## Start

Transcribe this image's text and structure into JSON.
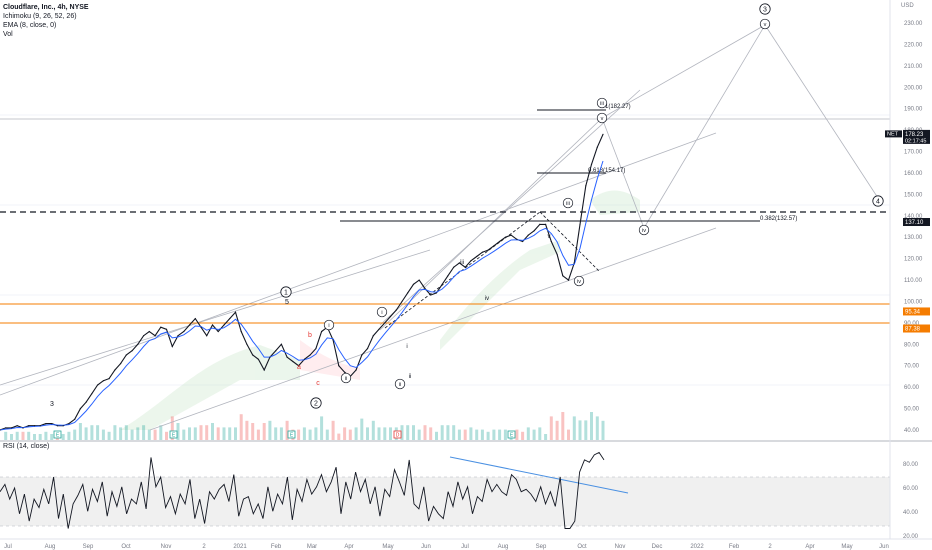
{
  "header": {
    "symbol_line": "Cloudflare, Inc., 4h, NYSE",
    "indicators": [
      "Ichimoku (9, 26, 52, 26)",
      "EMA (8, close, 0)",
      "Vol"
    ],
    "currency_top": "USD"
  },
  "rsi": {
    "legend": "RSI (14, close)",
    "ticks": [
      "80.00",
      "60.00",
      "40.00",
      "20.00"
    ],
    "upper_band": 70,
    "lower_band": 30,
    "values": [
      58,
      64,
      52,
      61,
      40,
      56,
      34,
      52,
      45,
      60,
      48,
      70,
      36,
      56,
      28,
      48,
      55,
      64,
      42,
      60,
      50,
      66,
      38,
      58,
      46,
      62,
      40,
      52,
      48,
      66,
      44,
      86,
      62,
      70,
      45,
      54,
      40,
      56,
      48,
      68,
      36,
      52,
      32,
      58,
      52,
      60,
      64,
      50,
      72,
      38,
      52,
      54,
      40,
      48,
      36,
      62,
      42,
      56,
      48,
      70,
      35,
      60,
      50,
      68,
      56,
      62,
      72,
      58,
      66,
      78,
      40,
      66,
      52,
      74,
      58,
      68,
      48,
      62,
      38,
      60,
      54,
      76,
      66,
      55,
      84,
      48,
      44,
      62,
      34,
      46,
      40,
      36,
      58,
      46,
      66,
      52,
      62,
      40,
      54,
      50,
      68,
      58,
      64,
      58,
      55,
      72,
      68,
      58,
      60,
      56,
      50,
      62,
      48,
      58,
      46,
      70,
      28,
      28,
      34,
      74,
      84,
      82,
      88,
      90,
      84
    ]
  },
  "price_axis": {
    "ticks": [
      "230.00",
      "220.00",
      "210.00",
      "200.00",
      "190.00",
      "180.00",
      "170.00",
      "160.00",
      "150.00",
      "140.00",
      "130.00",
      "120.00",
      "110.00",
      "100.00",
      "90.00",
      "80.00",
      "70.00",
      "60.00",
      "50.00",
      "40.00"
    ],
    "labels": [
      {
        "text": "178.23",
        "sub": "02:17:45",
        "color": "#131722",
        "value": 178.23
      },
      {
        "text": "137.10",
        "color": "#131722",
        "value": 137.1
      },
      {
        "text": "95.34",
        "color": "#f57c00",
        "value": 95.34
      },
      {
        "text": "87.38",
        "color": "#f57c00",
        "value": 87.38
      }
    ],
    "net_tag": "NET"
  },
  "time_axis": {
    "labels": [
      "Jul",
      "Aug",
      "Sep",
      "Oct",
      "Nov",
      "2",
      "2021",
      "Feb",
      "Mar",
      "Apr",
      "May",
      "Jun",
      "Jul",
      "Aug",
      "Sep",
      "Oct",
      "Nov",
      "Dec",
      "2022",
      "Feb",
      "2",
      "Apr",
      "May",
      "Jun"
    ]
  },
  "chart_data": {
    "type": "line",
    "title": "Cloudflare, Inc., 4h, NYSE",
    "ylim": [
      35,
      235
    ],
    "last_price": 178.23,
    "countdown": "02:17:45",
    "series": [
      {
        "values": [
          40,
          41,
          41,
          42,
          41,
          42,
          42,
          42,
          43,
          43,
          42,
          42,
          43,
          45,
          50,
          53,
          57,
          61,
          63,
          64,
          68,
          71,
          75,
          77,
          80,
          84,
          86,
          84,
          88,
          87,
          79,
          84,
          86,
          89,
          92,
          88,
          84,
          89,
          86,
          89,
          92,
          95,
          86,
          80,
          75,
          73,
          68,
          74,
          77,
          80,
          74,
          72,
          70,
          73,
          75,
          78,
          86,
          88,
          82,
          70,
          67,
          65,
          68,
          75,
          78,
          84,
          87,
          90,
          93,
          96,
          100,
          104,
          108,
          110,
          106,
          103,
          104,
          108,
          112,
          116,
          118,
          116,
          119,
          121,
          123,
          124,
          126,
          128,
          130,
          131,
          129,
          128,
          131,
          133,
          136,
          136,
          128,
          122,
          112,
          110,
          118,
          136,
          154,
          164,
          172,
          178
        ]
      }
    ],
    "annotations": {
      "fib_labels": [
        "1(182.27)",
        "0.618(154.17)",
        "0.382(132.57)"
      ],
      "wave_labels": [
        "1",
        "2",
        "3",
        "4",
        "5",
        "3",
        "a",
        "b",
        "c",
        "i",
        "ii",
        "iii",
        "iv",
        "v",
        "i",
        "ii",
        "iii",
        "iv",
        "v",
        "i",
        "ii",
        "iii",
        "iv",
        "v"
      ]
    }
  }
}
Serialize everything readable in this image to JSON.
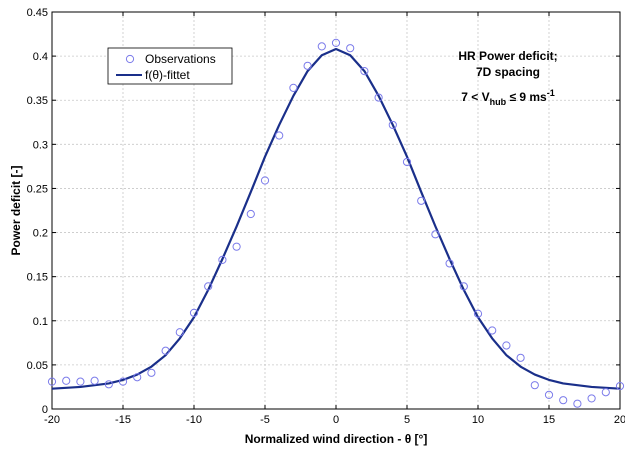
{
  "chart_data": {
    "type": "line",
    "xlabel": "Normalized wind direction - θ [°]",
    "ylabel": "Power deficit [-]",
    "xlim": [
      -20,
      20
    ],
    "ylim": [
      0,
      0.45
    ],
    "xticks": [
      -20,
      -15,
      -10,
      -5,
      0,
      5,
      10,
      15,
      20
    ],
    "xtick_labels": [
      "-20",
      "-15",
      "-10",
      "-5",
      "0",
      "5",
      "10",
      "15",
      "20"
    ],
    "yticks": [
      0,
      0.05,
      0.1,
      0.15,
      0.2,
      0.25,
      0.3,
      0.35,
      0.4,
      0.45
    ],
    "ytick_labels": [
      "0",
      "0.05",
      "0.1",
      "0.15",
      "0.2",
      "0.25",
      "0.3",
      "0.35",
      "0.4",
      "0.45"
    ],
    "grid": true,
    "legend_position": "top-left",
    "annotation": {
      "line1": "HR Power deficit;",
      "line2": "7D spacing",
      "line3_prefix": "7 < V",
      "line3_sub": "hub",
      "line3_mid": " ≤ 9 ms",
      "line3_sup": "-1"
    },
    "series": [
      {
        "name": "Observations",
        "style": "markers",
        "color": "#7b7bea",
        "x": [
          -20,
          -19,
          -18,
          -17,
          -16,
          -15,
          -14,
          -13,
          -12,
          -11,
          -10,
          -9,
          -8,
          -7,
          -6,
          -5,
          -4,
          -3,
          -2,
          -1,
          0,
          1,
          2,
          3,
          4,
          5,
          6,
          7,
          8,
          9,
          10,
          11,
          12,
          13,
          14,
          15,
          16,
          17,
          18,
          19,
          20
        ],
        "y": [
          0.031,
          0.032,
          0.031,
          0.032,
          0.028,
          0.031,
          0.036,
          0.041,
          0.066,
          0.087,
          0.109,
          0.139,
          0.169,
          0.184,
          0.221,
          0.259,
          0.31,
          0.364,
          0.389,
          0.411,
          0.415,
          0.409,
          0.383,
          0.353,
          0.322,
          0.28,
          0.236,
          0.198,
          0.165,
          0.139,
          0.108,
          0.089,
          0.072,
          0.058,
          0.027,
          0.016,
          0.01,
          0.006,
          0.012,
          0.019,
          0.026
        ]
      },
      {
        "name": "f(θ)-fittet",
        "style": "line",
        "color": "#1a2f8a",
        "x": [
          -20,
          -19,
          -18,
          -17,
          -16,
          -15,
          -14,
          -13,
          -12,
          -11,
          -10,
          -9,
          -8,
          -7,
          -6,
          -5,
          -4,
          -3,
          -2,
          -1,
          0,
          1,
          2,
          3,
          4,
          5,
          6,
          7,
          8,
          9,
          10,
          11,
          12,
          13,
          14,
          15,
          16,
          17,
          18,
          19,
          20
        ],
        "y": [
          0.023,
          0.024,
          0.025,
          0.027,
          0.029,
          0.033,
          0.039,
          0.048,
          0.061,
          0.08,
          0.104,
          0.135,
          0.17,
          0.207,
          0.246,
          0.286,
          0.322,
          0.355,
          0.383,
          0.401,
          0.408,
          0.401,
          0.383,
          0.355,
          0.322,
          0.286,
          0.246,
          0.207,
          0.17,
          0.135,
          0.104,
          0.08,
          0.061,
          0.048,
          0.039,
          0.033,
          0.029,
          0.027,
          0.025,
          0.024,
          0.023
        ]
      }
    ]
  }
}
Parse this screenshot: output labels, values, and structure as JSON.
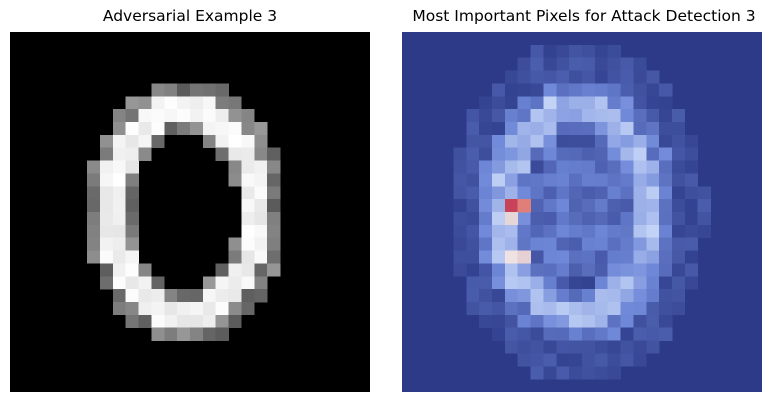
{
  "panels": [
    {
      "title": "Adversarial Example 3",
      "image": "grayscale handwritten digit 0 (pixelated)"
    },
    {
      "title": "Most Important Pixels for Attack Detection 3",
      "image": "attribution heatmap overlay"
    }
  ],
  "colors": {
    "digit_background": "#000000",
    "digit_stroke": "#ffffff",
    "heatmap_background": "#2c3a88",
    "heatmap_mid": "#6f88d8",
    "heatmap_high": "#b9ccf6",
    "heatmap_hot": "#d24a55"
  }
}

## End
## Start

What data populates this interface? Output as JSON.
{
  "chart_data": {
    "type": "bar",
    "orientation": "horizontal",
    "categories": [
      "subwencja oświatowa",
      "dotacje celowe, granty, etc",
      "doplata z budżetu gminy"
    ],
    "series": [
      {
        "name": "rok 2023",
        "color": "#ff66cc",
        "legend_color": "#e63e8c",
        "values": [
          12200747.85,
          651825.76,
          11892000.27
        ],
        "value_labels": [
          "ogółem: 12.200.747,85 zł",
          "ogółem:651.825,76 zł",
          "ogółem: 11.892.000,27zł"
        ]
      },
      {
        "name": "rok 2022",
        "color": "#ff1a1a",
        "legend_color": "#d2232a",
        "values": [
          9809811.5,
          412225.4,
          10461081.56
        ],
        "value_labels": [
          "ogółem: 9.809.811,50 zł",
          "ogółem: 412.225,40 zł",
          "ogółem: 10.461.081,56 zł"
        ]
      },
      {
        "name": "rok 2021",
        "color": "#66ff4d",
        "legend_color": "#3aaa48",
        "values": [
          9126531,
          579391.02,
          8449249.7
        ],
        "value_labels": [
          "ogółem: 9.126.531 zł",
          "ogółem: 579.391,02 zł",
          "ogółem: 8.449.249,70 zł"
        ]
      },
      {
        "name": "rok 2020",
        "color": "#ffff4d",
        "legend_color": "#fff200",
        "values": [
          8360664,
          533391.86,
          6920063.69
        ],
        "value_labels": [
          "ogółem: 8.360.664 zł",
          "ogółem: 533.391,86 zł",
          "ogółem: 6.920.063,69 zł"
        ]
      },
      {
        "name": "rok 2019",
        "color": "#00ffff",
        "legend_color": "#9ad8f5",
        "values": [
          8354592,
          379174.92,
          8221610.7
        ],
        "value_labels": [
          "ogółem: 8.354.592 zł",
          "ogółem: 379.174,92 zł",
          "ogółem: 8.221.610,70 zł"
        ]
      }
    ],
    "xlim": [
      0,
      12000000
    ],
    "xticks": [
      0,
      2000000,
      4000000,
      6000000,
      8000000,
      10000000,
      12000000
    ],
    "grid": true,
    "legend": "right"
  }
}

## End

§ WHAT IS EXPECTED
Show every line in the entries where the string "JSON" occurs.

§ RESPONSE
Transcribe this image's text and structure into JSON.
Serialize everything readable in this image to JSON.
Parse this screenshot: output labels, values, and structure as JSON.
What data populates this interface? Output as JSON.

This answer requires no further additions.